▸ Consigne A
Réécrivez sous forme de liste le paragraphe de l’article sur la création du Gisti qui commence par « Si l’idée de créer », en conservant ses faits principaux.

▸ Bloc de texte
_ _ _ _ _ _ _

Article extrait du Plein droit n° 53-54, juin 2002
« Immigration : trente ans de combat par le droit »

La création du Gisti

Anna Marek

Doctorante en science politique Institut d’études politiques de Paris

Si l’idée de créer une structure permettant d’affirmer et de défendre le principes de l’Etat de droit revient à une poignée d’élèves de l’ENA, la véritable naissance du Gisti a lieu lors de la rencontre de ces jeunes initiateurs avec des représentants d’autres horizons socio-professionnels : avocats, magistrats, travailleurs sociaux, militants associatifs. Leur investissement sur la question de l’immigration participera d’un mouvement croissant de prise en compte de ce problème dans le débat national après 68.

Les témoignages de trois « anciens » viennent illustrer cet historique.

_ _ _ _ _ _ _

Annotations de boîtes englobantes
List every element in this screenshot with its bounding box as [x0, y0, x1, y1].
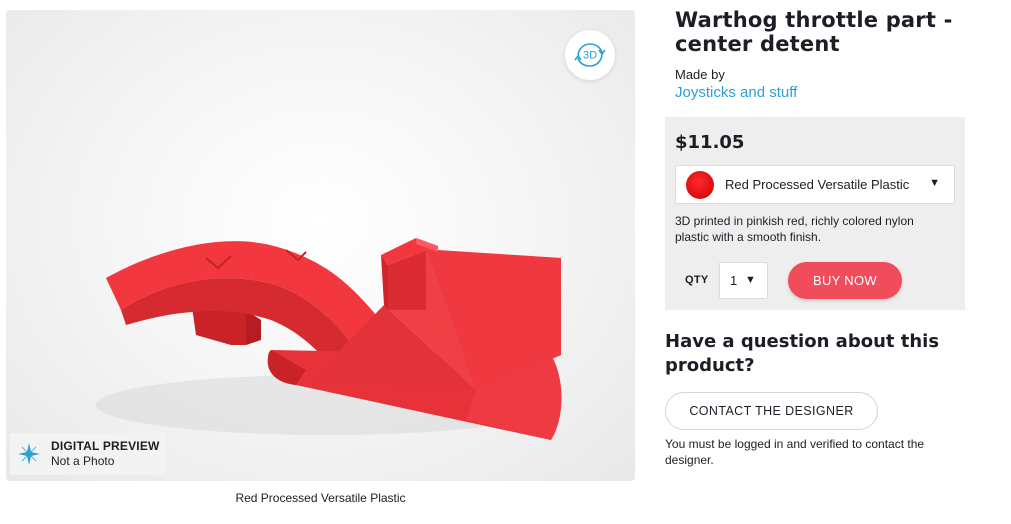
designer-link[interactable]: Joysticks and stuff: [675, 84, 797, 101]
chevron-down-icon: ▼: [745, 274, 756, 286]
price: $11.05: [675, 132, 745, 153]
view-3d-button[interactable]: 3D: [565, 30, 615, 80]
quantity-value: 1: [730, 273, 738, 288]
qty-label: QTY: [685, 274, 709, 286]
material-swatch: [686, 170, 714, 199]
purchase-panel: $11.05 Red Processed Versatile Plastic ▼…: [665, 117, 965, 310]
product-title: Warthog throttle part - center detent: [675, 8, 953, 56]
sparkle-icon: [18, 443, 40, 465]
model-viewer[interactable]: 3D DIGITAL PREVIEW Not a Photo: [6, 10, 635, 481]
model-render[interactable]: [6, 10, 635, 481]
chevron-down-icon: ▼: [929, 177, 940, 189]
badge-title: DIGITAL PREVIEW: [51, 439, 160, 453]
material-label: Red Processed Versatile Plastic: [725, 177, 910, 192]
quantity-dropdown[interactable]: 1 ▼: [719, 262, 768, 299]
material-caption: Red Processed Versatile Plastic: [235, 491, 406, 505]
material-description: 3D printed in pinkish red, richly colore…: [675, 214, 914, 244]
view-3d-label: 3D: [583, 50, 597, 62]
material-dropdown[interactable]: Red Processed Versatile Plastic ▼: [675, 165, 955, 204]
buy-now-button[interactable]: BUY NOW: [788, 262, 902, 299]
contact-note: You must be logged in and verified to co…: [665, 437, 925, 467]
contact-designer-button[interactable]: CONTACT THE DESIGNER: [665, 392, 878, 430]
question-heading: Have a question about this product?: [665, 331, 940, 376]
badge-subtitle: Not a Photo: [51, 454, 115, 468]
digital-preview-badge: DIGITAL PREVIEW Not a Photo: [10, 433, 166, 475]
rotate-3d-icon: 3D: [574, 43, 606, 67]
made-by-label: Made by: [675, 67, 725, 82]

_ _ _ _ _ _ _

▸ Consigne B
Recopiez à l’identique, s’il vous plaît, toutes les lignes des annotations de boîtes englobantes ci-dessus, sans y inclure l’image.

▸ Réponse rédigée A
- L’idée d’une structure pour affirmer et défendre les principes de l’État de droit vient de quelques élèves de l’ENA.
- Le Gisti naît véritablement de leur rencontre avec des avocats, des magistrats, des travailleurs sociaux et des militants associatifs.
- Leur engagement sur l’immigration participe d’un mouvement croissant de prise en compte de ce problème dans le débat national après 68.

▸ Réponse rédigée B
List every element in this screenshot with its bounding box as [x0, y0, x1, y1].
designer-link[interactable]: Joysticks and stuff: [675, 84, 797, 101]
chevron-down-icon: ▼: [745, 274, 756, 286]
price: $11.05: [675, 132, 745, 153]
view-3d-button[interactable]: 3D: [565, 30, 615, 80]
quantity-value: 1: [730, 273, 738, 288]
qty-label: QTY: [685, 274, 709, 286]
material-swatch: [686, 170, 714, 199]
purchase-panel: $11.05 Red Processed Versatile Plastic ▼…: [665, 117, 965, 310]
product-title: Warthog throttle part - center detent: [675, 8, 953, 56]
sparkle-icon: [18, 443, 40, 465]
model-viewer[interactable]: 3D DIGITAL PREVIEW Not a Photo: [6, 10, 635, 481]
model-render[interactable]: [6, 10, 635, 481]
chevron-down-icon: ▼: [929, 177, 940, 189]
badge-title: DIGITAL PREVIEW: [51, 439, 160, 453]
material-label: Red Processed Versatile Plastic: [725, 177, 910, 192]
quantity-dropdown[interactable]: 1 ▼: [719, 262, 768, 299]
material-caption: Red Processed Versatile Plastic: [235, 491, 406, 505]
material-description: 3D printed in pinkish red, richly colore…: [675, 214, 914, 244]
view-3d-label: 3D: [583, 50, 597, 62]
material-dropdown[interactable]: Red Processed Versatile Plastic ▼: [675, 165, 955, 204]
buy-now-button[interactable]: BUY NOW: [788, 262, 902, 299]
contact-note: You must be logged in and verified to co…: [665, 437, 925, 467]
contact-designer-button[interactable]: CONTACT THE DESIGNER: [665, 392, 878, 430]
question-heading: Have a question about this product?: [665, 331, 940, 376]
badge-subtitle: Not a Photo: [51, 454, 115, 468]
digital-preview-badge: DIGITAL PREVIEW Not a Photo: [10, 433, 166, 475]
rotate-3d-icon: 3D: [574, 43, 606, 67]
made-by-label: Made by: [675, 67, 725, 82]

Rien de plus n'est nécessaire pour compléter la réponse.